**Required task:** Render all of the material below as a numbered list, skipping any blank lines. Leave the pictures out of your answer.

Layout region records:
-- Start --
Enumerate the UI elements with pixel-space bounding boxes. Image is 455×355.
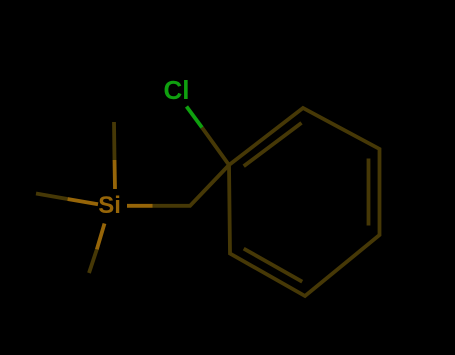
svg-text:Si: Si bbox=[98, 192, 121, 219]
svg-text:Cl: Cl bbox=[164, 75, 190, 105]
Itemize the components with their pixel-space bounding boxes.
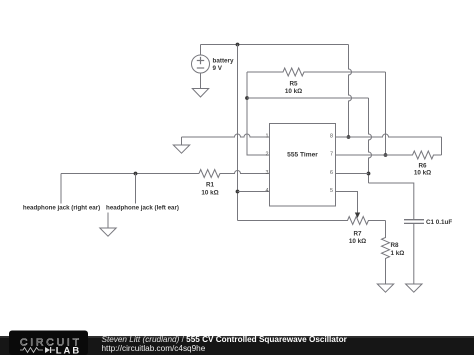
R5 labels [285,81,302,96]
node: pin8 junction [347,135,351,139]
wire: top rail from battery to pin8 vertical [201,44,349,46]
node: battery rail junction [236,43,240,47]
R7 labels [349,231,366,246]
pin 2 [266,152,269,158]
wire: link to C1 top [369,183,414,220]
R7 wiper arrow [355,213,360,219]
battery label [213,58,234,73]
svg-text:Steven Litt (crudland) / 555 C: Steven Litt (crudland) / 555 CV Controll… [102,335,348,344]
ground at R8 [377,284,393,292]
wire: pin6 stub [336,173,369,175]
logo CIRCUIT [20,337,82,348]
wire: Vcc feed to R7 left [238,220,347,222]
pin 4 [266,188,269,194]
svg-text:LAB: LAB [56,344,82,355]
svg-text:555 Timer: 555 Timer [287,152,318,159]
ground at pin1 [173,145,189,153]
R8 labels [391,242,405,257]
pin 6 [330,170,333,176]
capacitor C1 [404,220,424,224]
node: left-ear junction [134,172,138,176]
wire: pin3 row with R1 (hop over x=237.5) [61,171,270,174]
svg-text:6: 6 [330,170,333,176]
pin 3 [266,170,269,176]
svg-text:battery: battery [213,58,234,65]
wire: pin1 to ground (hops over x=237.5 and x=247) [182,134,270,145]
svg-text:2: 2 [266,152,269,158]
battery B1 [192,45,210,89]
pin 5 [330,188,333,194]
footer line 1 [102,335,348,344]
pin 8 [330,134,333,140]
wire: Vcc vertical x=237.5 down to R7 feed [237,45,239,221]
wire: pin2/pin6 link horizontal y=98 [247,97,369,99]
logo diode [45,347,55,353]
wire: pin6 vertical x=368.5 (hops rows 137,155) [369,98,372,183]
svg-text:R8: R8 [391,242,400,249]
wire: to left-ear terminal [135,174,137,204]
wire: pin5 to R7 wiper [336,192,358,215]
svg-text:10 kΩ: 10 kΩ [349,238,366,245]
resistor R6 [386,151,442,159]
svg-text:8: 8 [330,134,333,140]
wire: C1 bottom to ground [413,223,415,284]
wire: R8 bottom to ground [385,260,387,285]
resistor R1 [199,170,222,178]
potentiometer R7 [347,217,386,225]
R1 labels [201,182,218,197]
logo resistor squiggle [20,348,43,353]
wire: stub to jack ground [107,213,109,229]
svg-text:10 kΩ: 10 kΩ [414,170,431,177]
svg-text:1 kΩ: 1 kΩ [391,250,405,257]
terminal label: headphone jack (right ear) [23,205,100,212]
svg-text:R6: R6 [418,163,427,170]
logo LAB [56,344,82,355]
svg-text:R7: R7 [353,231,362,238]
pin 7 [330,152,333,158]
ground below left-ear jack [100,228,116,236]
wire: pin8 row y=137 (hop over x=385.5) [336,134,442,137]
node: pin4 junction [236,190,240,194]
node: junction R5-left / threshold wire [245,96,249,100]
footer bar [0,336,474,355]
svg-text:10 kΩ: 10 kΩ [201,190,218,197]
wire: pin7 stub [336,154,386,156]
svg-text:headphone jack (left ear): headphone jack (left ear) [106,205,179,212]
op-amp U1: 555 timer box [270,124,336,207]
svg-text:4: 4 [266,188,269,194]
logo plate [9,331,88,355]
wire: to right-ear terminal [60,174,62,204]
R6 labels [414,163,431,177]
resistor R5 [247,68,386,76]
wire: pin4 stub [238,191,270,193]
svg-text:7: 7 [330,152,333,158]
footer line 2 [102,344,206,353]
wire: Vcc vertical to pin8 (x=348.5, hops rows 72,98) [349,45,352,138]
wire: R7 right to R8 top [385,221,387,237]
wire: pin2 stub and vertical to R5 [247,72,270,155]
node: pin7 junction [384,153,388,157]
svg-text:9 V: 9 V [213,65,223,72]
svg-text:headphone jack (right ear): headphone jack (right ear) [23,205,100,212]
resistor R8 [382,237,390,260]
node: pin6 junction [367,172,371,176]
svg-text:C1 0.1uF: C1 0.1uF [426,219,452,226]
terminal label: headphone jack (left ear) [106,205,179,212]
ground under battery [192,89,208,98]
C1 label [426,219,452,226]
ground at C1 [406,284,422,292]
svg-text:http://circuitlab.com/c4sq9he: http://circuitlab.com/c4sq9he [102,344,206,353]
svg-text:3: 3 [266,170,269,176]
wire: R6 right loop [441,137,443,155]
svg-text:1: 1 [266,134,269,140]
svg-text:R1: R1 [206,182,215,189]
wire: R5 right vertical down to pin7 row [385,72,387,155]
svg-text:10 kΩ: 10 kΩ [285,88,302,95]
svg-text:R5: R5 [289,81,298,88]
svg-text:5: 5 [330,188,333,194]
pin 1 [266,134,269,140]
555 Timer label [287,152,318,159]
-- End --
**Problem solution:**
1. Enumerate the UI elements with pixel-space bounding boxes. Image is 455×355.
2. svg-text:Si: Si bbox=[98, 192, 121, 219]
3. svg-text:Cl: Cl bbox=[164, 75, 190, 105]
4. Itemize the components with their pixel-space bounding boxes.
5. R5 labels [285,81,302,96]
6. node: pin8 junction [347,135,351,139]
7. wire: top rail from battery to pin8 vertical [201,44,349,46]
8. node: battery rail junction [236,43,240,47]
9. R7 labels [349,231,366,246]
10. pin 2 [266,152,269,158]
11. wire: link to C1 top [369,183,414,220]
12. R7 wiper arrow [355,213,360,219]
13. battery label [213,58,234,73]
14. svg-text:Steven Litt (crudland) / 555 C: Steven Litt (crudland) / 555 CV Controll… [102,335,348,344]
15. ground at R8 [377,284,393,292]
16. wire: pin6 stub [336,173,369,175]
17. logo CIRCUIT [20,337,82,348]
18. wire: Vcc feed to R7 left [238,220,347,222]
19. pin 4 [266,188,269,194]
20. svg-text:LAB: LAB [56,344,82,355]
21. svg-text:555 Timer: 555 Timer [287,152,318,159]
22. ground at pin1 [173,145,189,153]
23. R8 labels [391,242,405,257]
24. pin 6 [330,170,333,176]
25. capacitor C1 [404,220,424,224]
26. node: left-ear junction [134,172,138,176]
27. wire: pin3 row with R1 (hop over x=237.5) [61,171,270,174]
28. svg-text:6: 6 [330,170,333,176]
29. pin 3 [266,170,269,176]
30. svg-text:battery: battery [213,58,234,65]
31. wire: pin1 to ground (hops over x=237.5 and x=247) [182,134,270,145]
32. svg-text:2: 2 [266,152,269,158]
33. battery B1 [192,45,210,89]
34. pin 5 [330,188,333,194]
35. footer line 1 [102,335,348,344]
36. pin 8 [330,134,333,140]
37. wire: Vcc vertical x=237.5 down to R7 feed [237,45,239,221]
38. wire: pin2/pin6 link horizontal y=98 [247,97,369,99]
39. logo diode [45,347,55,353]
40. wire: pin6 vertical x=368.5 (hops rows 137,155) [369,98,372,183]
41. svg-text:R8: R8 [391,242,400,249]
42. wire: to left-ear terminal [135,174,137,204]
43. wire: pin5 to R7 wiper [336,192,358,215]
44. svg-text:10 kΩ: 10 kΩ [349,238,366,245]
45. resistor R6 [386,151,442,159]
46. svg-text:8: 8 [330,134,333,140]
47. wire: C1 bottom to ground [413,223,415,284]
48. wire: R8 bottom to ground [385,260,387,285]
49. resistor R1 [199,170,222,178]
50. potentiometer R7 [347,217,386,225]
51. R1 labels [201,182,218,197]
52. logo resistor squiggle [20,348,43,353]
53. wire: stub to jack ground [107,213,109,229]
54. svg-text:10 kΩ: 10 kΩ [414,170,431,177]
55. svg-text:1 kΩ: 1 kΩ [391,250,405,257]
56. terminal label: headphone jack (right ear) [23,205,100,212]
57. svg-text:R6: R6 [418,163,427,170]
58. logo LAB [56,344,82,355]
59. svg-text:R7: R7 [353,231,362,238]
60. pin 7 [330,152,333,158]
61. ground below left-ear jack [100,228,116,236]
62. wire: pin8 row y=137 (hop over x=385.5) [336,134,442,137]
63. node: pin4 junction [236,190,240,194]
64. node: junction R5-left / threshold wire [245,96,249,100]
65. footer bar [0,336,474,355]
66. svg-text:10 kΩ: 10 kΩ [201,190,218,197]
67. wire: pin7 stub [336,154,386,156]
68. svg-text:headphone jack (left ear): headphone jack (left ear) [106,205,179,212]
69. op-amp U1: 555 timer box [270,124,336,207]
70. svg-text:4: 4 [266,188,269,194]
71. logo plate [9,331,88,355]
72. wire: to right-ear terminal [60,174,62,204]
73. R6 labels [414,163,431,177]
74. resistor R5 [247,68,386,76]
75. wire: pin4 stub [238,191,270,193]
76. svg-text:7: 7 [330,152,333,158]
77. footer line 2 [102,344,206,353]
78. wire: Vcc vertical to pin8 (x=348.5, hops rows 72,98) [349,45,352,138]
79. wire: R7 right to R8 top [385,221,387,237]
80. wire: pin2 stub and vertical to R5 [247,72,270,155]
81. node: pin7 junction [384,153,388,157]
82. svg-text:9 V: 9 V [213,65,223,72]
83. svg-text:headphone jack (right ear): headphone jack (right ear) [23,205,100,212]
84. resistor R8 [382,237,390,260]
85. node: pin6 junction [367,172,371,176]
86. svg-text:C1 0.1uF: C1 0.1uF [426,219,452,226]
87. terminal label: headphone jack (left ear) [106,205,179,212]
88. ground under battery [192,89,208,98]
89. C1 label [426,219,452,226]
90. ground at C1 [406,284,422,292]
91. svg-text:http://circuitlab.com/c4sq9he: http://circuitlab.com/c4sq9he [102,344,206,353]
92. svg-text:3: 3 [266,170,269,176]
93. wire: R6 right loop [441,137,443,155]
94. svg-text:1: 1 [266,134,269,140]
95. svg-text:R1: R1 [206,182,215,189]
96. wire: R5 right vertical down to pin7 row [385,72,387,155]
97. svg-text:10 kΩ: 10 kΩ [285,88,302,95]
98. svg-text:R5: R5 [289,81,298,88]
99. svg-text:5: 5 [330,188,333,194]
100. pin 1 [266,134,269,140]
101. 555 Timer label [287,152,318,159]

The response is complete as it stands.